◆ Texte fourni
------

On en a déjà parlé mais on le redira jamais assez : notre système politique est très étrange.
C’est une exception en Europe.
Parce que c’est un régime très peu démocratique (j’utilise ici les standards de pays comparables).
La séparation des pouvoirs n’existe pas
Tu te rappelles de ce concept de Montesquieu qu’on voit à l’école ? L’idée que le pouvoir législatif, exécutif et judiciaire doit toujours être incarné par des entités distinctes et autonomes les unes des autres.
En tout cas avec des contre-pouvoirs les unes contre les autres.
Aux USA, l’équivalent de l’Assemblée Nationale (pouvoir législatif) a un contre-pouvoir non négligeable sur le président (pouvoir exécutif) avec le pouvoir de l’impeachment. C’est-à-dire le pouvoir de “licencier” le président.
Ce n’est pas le cas dans notre modèle. L’Assemblée Nationale peut “licencier” le Premier Ministre uniquement. Le Président, lui, est inamovible.
Et encore… je dis que l’Assemblée Nationale peut destituer le Premier Ministre mais ça n’est même pas exact…
Premièrement parce qu’il faut passer par un mécanisme extrêmement dur à mettre en oeuvre : la motion de censure.
Entre 1958 et 2018, il y a eu 58 motions de censure. Mais une seule a été adoptée.
Parce que dans une motion de censure les abstentions comptent pour des votes en faveur du gouvernement. Si tu as 200 députés qui votent pour renverser le gouvernement, 100 députés qui auraient voté pour le maintenir et 277 députés qui s’abstiennent… alors on considère que 377 députés se sont opposés à la motion de censure.
Pire encore… la seule motion de censure qui a été adoptée l’a été contre le Premier Ministre Pompidou. Et il s’est passé quoi ? Il est resté en poste.
Oui, oui !
Parce que le Président dispose d’une parade : dissoudre l’Assemblée et provoquer des élections législatives anticipées.

------

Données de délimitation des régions
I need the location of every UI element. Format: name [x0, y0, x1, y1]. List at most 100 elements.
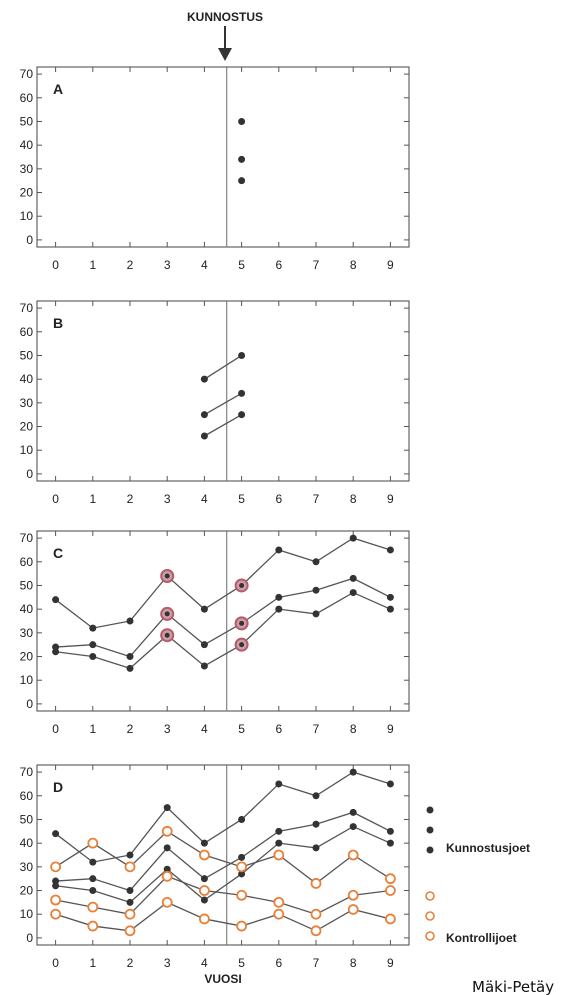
x-tick-label: 3 [164, 258, 171, 272]
series-line [204, 355, 241, 379]
x-tick-label: 6 [275, 492, 282, 506]
y-tick-label: 0 [26, 697, 33, 711]
x-tick-label: 6 [275, 258, 282, 272]
data-point [51, 910, 60, 919]
y-tick-label: 20 [20, 650, 34, 664]
legend-marker-control [426, 892, 434, 900]
data-point [89, 887, 96, 894]
data-point [238, 816, 245, 823]
data-point [51, 896, 60, 905]
data-point [200, 886, 209, 895]
x-tick-label: 1 [89, 722, 96, 736]
x-tick-label: 4 [201, 492, 208, 506]
credit-text: Mäki-Petäy [472, 978, 554, 995]
data-point [88, 903, 97, 912]
panel-a: 0 10 20 30 40 50 60 70 0 1 2 3 4 5 6 7 8 9 A [20, 67, 409, 272]
x-tick-label: 2 [127, 492, 134, 506]
data-point [238, 177, 245, 184]
x-tick-label: 6 [275, 722, 282, 736]
data-point [238, 390, 245, 397]
data-point [201, 641, 208, 648]
data-point [387, 840, 394, 847]
series-line [56, 578, 391, 656]
data-point [126, 862, 135, 871]
data-point [386, 886, 395, 895]
data-point [237, 922, 246, 931]
y-tick-label: 40 [20, 372, 34, 386]
y-tick-label: 70 [20, 301, 34, 315]
data-point [350, 769, 357, 776]
y-tick-label: 30 [20, 860, 34, 874]
data-point [127, 852, 134, 859]
x-tick-label: 4 [201, 722, 208, 736]
data-point [312, 879, 321, 888]
data-point [165, 611, 170, 616]
panel-letter: D [53, 779, 63, 795]
data-point [387, 828, 394, 835]
data-point [350, 589, 357, 596]
data-point [88, 922, 97, 931]
data-point [350, 535, 357, 542]
y-tick-label: 50 [20, 812, 34, 826]
x-tick-label: 5 [238, 492, 245, 506]
x-tick-label: 5 [238, 258, 245, 272]
data-point [313, 792, 320, 799]
y-tick-label: 60 [20, 91, 34, 105]
x-tick-label: 1 [89, 258, 96, 272]
legend-marker-restored [427, 847, 434, 854]
data-point [201, 875, 208, 882]
data-point [386, 874, 395, 883]
x-tick-label: 6 [275, 956, 282, 970]
data-point [313, 844, 320, 851]
data-point [163, 872, 172, 881]
y-tick-label: 0 [26, 467, 33, 481]
series-line [56, 902, 391, 930]
data-point [350, 823, 357, 830]
data-point [275, 780, 282, 787]
data-point [201, 840, 208, 847]
data-point [127, 899, 134, 906]
series-line [204, 415, 241, 436]
x-tick-label: 2 [127, 258, 134, 272]
y-tick-label: 50 [20, 348, 34, 362]
x-tick-label: 7 [313, 492, 320, 506]
y-tick-label: 30 [20, 626, 34, 640]
data-point [127, 665, 134, 672]
y-tick-label: 70 [20, 531, 34, 545]
legend-marker-control [426, 912, 434, 920]
y-tick-label: 60 [20, 555, 34, 569]
data-point [349, 905, 358, 914]
data-point [89, 641, 96, 648]
panel-letter: C [53, 545, 63, 561]
data-point [275, 594, 282, 601]
y-tick-label: 40 [20, 602, 34, 616]
y-tick-label: 0 [26, 233, 33, 247]
y-tick-label: 30 [20, 396, 34, 410]
data-point [387, 780, 394, 787]
y-tick-label: 10 [20, 209, 34, 223]
y-tick-label: 70 [20, 67, 34, 81]
x-tick-label: 9 [387, 492, 394, 506]
x-tick-label: 9 [387, 258, 394, 272]
data-point [163, 898, 172, 907]
data-point [312, 926, 321, 935]
y-tick-label: 20 [20, 884, 34, 898]
x-tick-label: 0 [52, 258, 59, 272]
data-point [275, 606, 282, 613]
data-point [238, 156, 245, 163]
data-point [313, 558, 320, 565]
y-tick-label: 30 [20, 162, 34, 176]
panel-c: 0 10 20 30 40 50 60 70 0 1 2 3 4 5 6 7 8 9 C [20, 531, 409, 736]
x-tick-label: 0 [52, 956, 59, 970]
data-point [52, 648, 59, 655]
series-line [56, 593, 391, 669]
data-point [127, 653, 134, 660]
panel-letter: B [53, 315, 63, 331]
y-tick-label: 10 [20, 673, 34, 687]
data-point [387, 546, 394, 553]
legend-label: Kunnostusjoet [446, 841, 530, 855]
x-tick-label: 1 [89, 956, 96, 970]
y-tick-label: 40 [20, 836, 34, 850]
data-point [201, 376, 208, 383]
x-tick-label: 3 [164, 956, 171, 970]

------

◆ Travail à réaliser
A - Reproduisez intégralement, sans la moindre modification, le texte sur la séparation des pouvoirs et la motion de censure.
B - Sélectionnez, dans les enregistrements, chacune des lignes où figure la chaîne « line ».
Le texte et les enregistrements n'ont aucun lien entre eux.

◆ Résultats définitifs
A -
On en a déjà parlé mais on le redira jamais assez : notre système politique est très étrange.
C’est une exception en Europe.
Parce que c’est un régime très peu démocratique (j’utilise ici les standards de pays comparables).
La séparation des pouvoirs n’existe pas
Tu te rappelles de ce concept de Montesquieu qu’on voit à l’école ? L’idée que le pouvoir législatif, exécutif et judiciaire doit toujours être incarné par des entités distinctes et autonomes les unes des autres.
En tout cas avec des contre-pouvoirs les unes contre les autres.
Aux USA, l’équivalent de l’Assemblée Nationale (pouvoir législatif) a un contre-pouvoir non négligeable sur le président (pouvoir exécutif) avec le pouvoir de l’impeachment. C’est-à-dire le pouvoir de “licencier” le président.
Ce n’est pas le cas dans notre modèle. L’Assemblée Nationale peut “licencier” le Premier Ministre uniquement. Le Président, lui, est inamovible.
Et encore… je dis que l’Assemblée Nationale peut destituer le Premier Ministre mais ça n’est même pas exact…
Premièrement parce qu’il faut passer par un mécanisme extrêmement dur à mettre en oeuvre : la motion de censure.
Entre 1958 et 2018, il y a eu 58 motions de censure. Mais une seule a été adoptée.
Parce que dans une motion de censure les abstentions comptent pour des votes en faveur du gouvernement. Si tu as 200 députés qui votent pour renverser le gouvernement, 100 députés qui auraient voté pour le maintenir et 277 députés qui s’abstiennent… alors on considère que 377 députés se sont opposés à la motion de censure.
Pire encore… la seule motion de censure qui a été adoptée l’a été contre le Premier Ministre Pompidou. Et il s’est passé quoi ? Il est resté en poste.
Oui, oui !
Parce que le Président dispose d’une parade : dissoudre l’Assemblée et provoquer des élections législatives anticipées.

B -
series-line [204, 355, 241, 379]
series-line [56, 578, 391, 656]
series-line [56, 902, 391, 930]
series-line [204, 415, 241, 436]
series-line [56, 593, 391, 669]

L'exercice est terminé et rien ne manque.